**TASK TO CARRY OUT**
Reproduce the listing below exactly, minus its pictures.

[Dataset excerpt]
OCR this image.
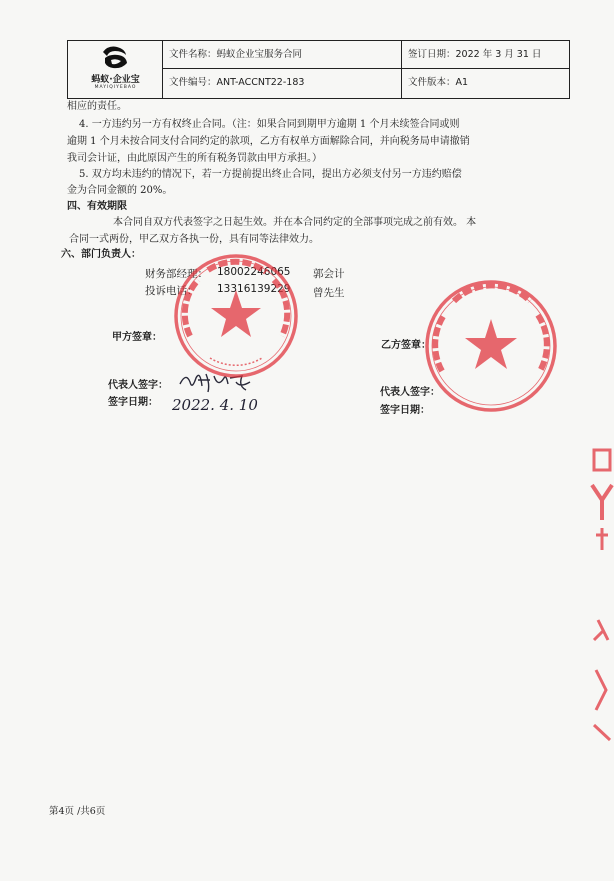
蚂蚁·企业宝
MAYIQIYEBAO
文件名称：蚂蚁企业宝服务合同
文件编号：ANT-ACCNT22-183
签订日期：2022 年 3 月 31 日
文件版本：A1
相应的责任。
4. 一方违约另一方有权终止合同。（注：如果合同到期甲方逾期 1 个月未续签合同或则
逾期 1 个月未按合同支付合同约定的款项，乙方有权单方面解除合同，并向税务局申请撤销
我司会计证，由此原因产生的所有税务罚款由甲方承担。）
5. 双方均未违约的情况下，若一方提前提出终止合同，提出方必须支付另一方违约赔偿
金为合同金额的 20%。
四、有效期限
本合同自双方代表签字之日起生效。并在本合同约定的全部事项完成之前有效。 本
合同一式两份，甲乙双方各执一份，具有同等法律效力。
六、部门负责人：
财务部经理： 18002246065 郭会计
投诉电话： 13316139229 曾先生
甲方签章：
代表人签字：
签字日期： 2022. 4. 10
乙方签章：
代表人签字：
签字日期：
第4页 /共6页
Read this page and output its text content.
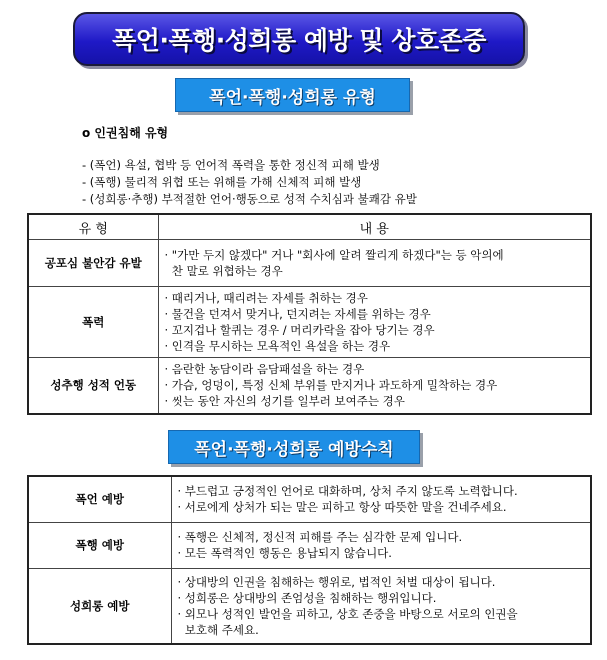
폭언·폭행·성희롱 예방 및 상호존중
폭언·폭행·성희롱 유형
o 인권침해 유형
- (폭언) 욕설, 협박 등 언어적 폭력을 통한 정신적 피해 발생
- (폭행) 물리적 위협 또는 위해를 가해 신체적 피해 발생
- (성희롱·추행) 부적절한 언어·행동으로 성적 수치심과 불쾌감 유발
유 형	내 용
공포심 불안감 유발	· "가만 두지 않겠다" 거나 "회사에 알려 짤리게 하겠다"는 등 악의에
찬 말로 위협하는 경우

폭력	· 때리거나, 때리려는 자세를 취하는 경우
· 물건을 던져서 맞거나, 던지려는 자세를 위하는 경우
· 꼬지겁나 할퀴는 경우 / 머리카락을 잡아 당기는 경우
· 인격을 무시하는 모욕적인 욕설을 하는 경우

성추행 성적 언동	· 음란한 농담이라 음담패설을 하는 경우
· 가슴, 엉덩이, 특정 신체 부위를 만지거나 과도하게 밀착하는 경우
· 씻는 동안 자신의 성기를 일부러 보여주는 경우
폭언·폭행·성희롱 예방수칙
폭언 예방	· 부드럽고 긍정적인 언어로 대화하며, 상처 주지 않도록 노력합니다.
· 서로에게 상처가 되는 말은 피하고 항상 따뜻한 말을 건네주세요.

폭행 예방	· 폭행은 신체적, 정신적 피해를 주는 심각한 문제 입니다.
· 모든 폭력적인 행동은 용납되지 않습니다.

성희롱 예방	· 상대방의 인권을 침해하는 행위로, 법적인 처벌 대상이 됩니다.
· 성희롱은 상대방의 존엄성을 침해하는 행위입니다.
· 외모나 성적인 발언을 피하고, 상호 존중을 바탕으로 서로의 인권을
보호해 주세요.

**SOLVED PROBLEM**
OCR this image.
蚂蚁·企业宝
MAYIQIYEBAO
文件名称：蚂蚁企业宝服务合同
文件编号：ANT-ACCNT22-183
签订日期：2022 年 3 月 31 日
文件版本：A1
相应的责任。
4. 一方违约另一方有权终止合同。（注：如果合同到期甲方逾期 1 个月未续签合同或则
逾期 1 个月未按合同支付合同约定的款项，乙方有权单方面解除合同，并向税务局申请撤销
我司会计证，由此原因产生的所有税务罚款由甲方承担。）
5. 双方均未违约的情况下，若一方提前提出终止合同，提出方必须支付另一方违约赔偿
金为合同金额的 20%。
四、有效期限
本合同自双方代表签字之日起生效。并在本合同约定的全部事项完成之前有效。 本
合同一式两份，甲乙双方各执一份，具有同等法律效力。
六、部门负责人：
财务部经理： 18002246065 郭会计
投诉电话： 13316139229 曾先生
甲方签章：
代表人签字：
签字日期： 2022. 4. 10
乙方签章：
代表人签字：
签字日期：
第4页 /共6页
Read this page and output its text content.
폭언·폭행·성희롱 예방 및 상호존중
폭언·폭행·성희롱 유형
o 인권침해 유형
- (폭언) 욕설, 협박 등 언어적 폭력을 통한 정신적 피해 발생
- (폭행) 물리적 위협 또는 위해를 가해 신체적 피해 발생
- (성희롱·추행) 부적절한 언어·행동으로 성적 수치심과 불쾌감 유발
유 형	내 용
공포심 불안감 유발	· "가만 두지 않겠다" 거나 "회사에 알려 짤리게 하겠다"는 등 악의에
찬 말로 위협하는 경우

폭력	· 때리거나, 때리려는 자세를 취하는 경우
· 물건을 던져서 맞거나, 던지려는 자세를 위하는 경우
· 꼬지겁나 할퀴는 경우 / 머리카락을 잡아 당기는 경우
· 인격을 무시하는 모욕적인 욕설을 하는 경우

성추행 성적 언동	· 음란한 농담이라 음담패설을 하는 경우
· 가슴, 엉덩이, 특정 신체 부위를 만지거나 과도하게 밀착하는 경우
· 씻는 동안 자신의 성기를 일부러 보여주는 경우
폭언·폭행·성희롱 예방수칙
폭언 예방	· 부드럽고 긍정적인 언어로 대화하며, 상처 주지 않도록 노력합니다.
· 서로에게 상처가 되는 말은 피하고 항상 따뜻한 말을 건네주세요.

폭행 예방	· 폭행은 신체적, 정신적 피해를 주는 심각한 문제 입니다.
· 모든 폭력적인 행동은 용납되지 않습니다.

성희롱 예방	· 상대방의 인권을 침해하는 행위로, 법적인 처벌 대상이 됩니다.
· 성희롱은 상대방의 존엄성을 침해하는 행위입니다.
· 외모나 성적인 발언을 피하고, 상호 존중을 바탕으로 서로의 인권을
보호해 주세요.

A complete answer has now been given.